> **Task set**:
(a) Transcribe the battery calibration discussion from "It was necessary" up to and including "charge. Very annoying!".
(b) Answer these questions using the battery calibration discussion:
(i) Why were Ni-Cds "cycled" at higher current levels?
(ii) Under "smart Charging," what is the upper limit on the current?
(iii) What does calibration enable the system to understand?

> **Excerpted text**:
▼

It was necessary with the old "dumb" batteries and the nimh/nicads. Modern lithium batteries do smart charging, which eliminates the need for calibration.
The reason for "cycling" Ni-Cds at higher current levels was to prevent the formation of dendrites, that could form shorts within the cells. IIRC, much of the myth surrounding Ni-Cds, came out of reports from NASA who were charging and discharging the cells in a very specific manner. I understand that they withdrew the claims of battery "memory" although the idea remains. The capacity of LiPos, has little to do with the charging method, although one can destroy the cells by "mischarging", they can however only stand so many charge cycles. This will be stipulated by the manufacturers. A cycle usually means returned to a full charge, not a top-up. Li-pos will also happily discharge themselves if stored with a high charge. Very annoying!
I should add that the "smart Charging" simply means that currents are maintained as a % of C more often than not, not more than 1C, and cells are maintained within a few millivolts of each other to prevent discharges in compound batteries, which could lead to high current flow and thermal runaway. Look out jumbo jet!
@cl-scott Don't take it personally, but this is not the same thing at all. Calibration enables the system to understand what a full charge is! Li-Po batteries lose their ability to take a full charge over time - this has nothing to do with the erroneous Ni-Cd battery memory. By timing how long it takes a battery to discharge, while measuring current, one (the laptop) can establish how much energy a "full charge" contains and so can then give a meaningful indication of the amount of power available. One can do this to some degree, by matching the voltage slope (knowing current) and compare it to an ideal battery.

▲

Dataset entries:

▼

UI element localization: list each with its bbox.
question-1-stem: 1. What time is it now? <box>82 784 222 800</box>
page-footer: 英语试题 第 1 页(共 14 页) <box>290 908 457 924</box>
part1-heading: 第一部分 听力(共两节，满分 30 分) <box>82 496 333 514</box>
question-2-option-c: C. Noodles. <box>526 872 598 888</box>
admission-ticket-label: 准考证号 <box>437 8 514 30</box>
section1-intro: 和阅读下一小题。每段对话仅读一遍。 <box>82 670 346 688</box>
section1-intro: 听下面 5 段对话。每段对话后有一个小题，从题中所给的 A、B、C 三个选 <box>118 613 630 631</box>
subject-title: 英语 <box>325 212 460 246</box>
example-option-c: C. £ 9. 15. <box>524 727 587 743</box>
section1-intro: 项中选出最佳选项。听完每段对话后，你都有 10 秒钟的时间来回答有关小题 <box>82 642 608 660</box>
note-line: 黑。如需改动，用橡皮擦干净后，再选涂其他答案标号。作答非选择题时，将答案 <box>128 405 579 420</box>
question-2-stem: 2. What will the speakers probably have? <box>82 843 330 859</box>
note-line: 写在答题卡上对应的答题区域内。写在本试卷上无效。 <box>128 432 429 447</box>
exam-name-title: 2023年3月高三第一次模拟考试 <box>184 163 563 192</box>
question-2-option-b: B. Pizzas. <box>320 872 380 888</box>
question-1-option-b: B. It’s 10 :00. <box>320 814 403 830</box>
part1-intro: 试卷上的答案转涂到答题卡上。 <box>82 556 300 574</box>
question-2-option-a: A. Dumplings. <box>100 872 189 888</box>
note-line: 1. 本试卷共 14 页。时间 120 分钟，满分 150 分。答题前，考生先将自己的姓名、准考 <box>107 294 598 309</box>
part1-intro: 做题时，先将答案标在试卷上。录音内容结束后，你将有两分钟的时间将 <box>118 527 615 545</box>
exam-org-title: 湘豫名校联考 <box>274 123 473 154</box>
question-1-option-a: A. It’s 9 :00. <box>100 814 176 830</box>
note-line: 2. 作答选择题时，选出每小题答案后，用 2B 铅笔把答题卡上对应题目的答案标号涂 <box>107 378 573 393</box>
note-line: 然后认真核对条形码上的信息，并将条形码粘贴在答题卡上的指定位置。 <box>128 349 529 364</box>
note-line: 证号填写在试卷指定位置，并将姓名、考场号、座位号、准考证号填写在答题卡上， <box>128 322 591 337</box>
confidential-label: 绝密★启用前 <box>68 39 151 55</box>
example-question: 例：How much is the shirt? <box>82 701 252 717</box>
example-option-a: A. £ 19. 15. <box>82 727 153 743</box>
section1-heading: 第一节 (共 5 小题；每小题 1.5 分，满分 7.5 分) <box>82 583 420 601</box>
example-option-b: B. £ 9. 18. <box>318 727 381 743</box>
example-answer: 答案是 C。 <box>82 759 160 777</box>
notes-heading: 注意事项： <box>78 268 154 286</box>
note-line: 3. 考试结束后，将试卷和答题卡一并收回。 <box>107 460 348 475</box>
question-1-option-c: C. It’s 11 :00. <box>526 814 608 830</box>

▲

> **Your responses**:
(a)
It was necessary with the old "dumb" batteries and the nimh/nicads. Modern lithium batteries do smart charging, which eliminates the need for calibration.
The reason for "cycling" Ni-Cds at higher current levels was to prevent the formation of dendrites, that could form shorts within the cells. IIRC, much of the myth surrounding Ni-Cds, came out of reports from NASA who were charging and discharging the cells in a very specific manner. I understand that they withdrew the claims of battery "memory" although the idea remains. The capacity of LiPos, has little to do with the charging method, although one can destroy the cells by "mischarging", they can however only stand so many charge cycles. This will be stipulated by the manufacturers. A cycle usually means returned to a full charge, not a top-up. Li-pos will also happily discharge themselves if stored with a high charge. Very annoying!

(b)
(i) To prevent the formation of dendrites that could form shorts within the cells.
(ii) Not more than 1C.
(iii) What a full charge is.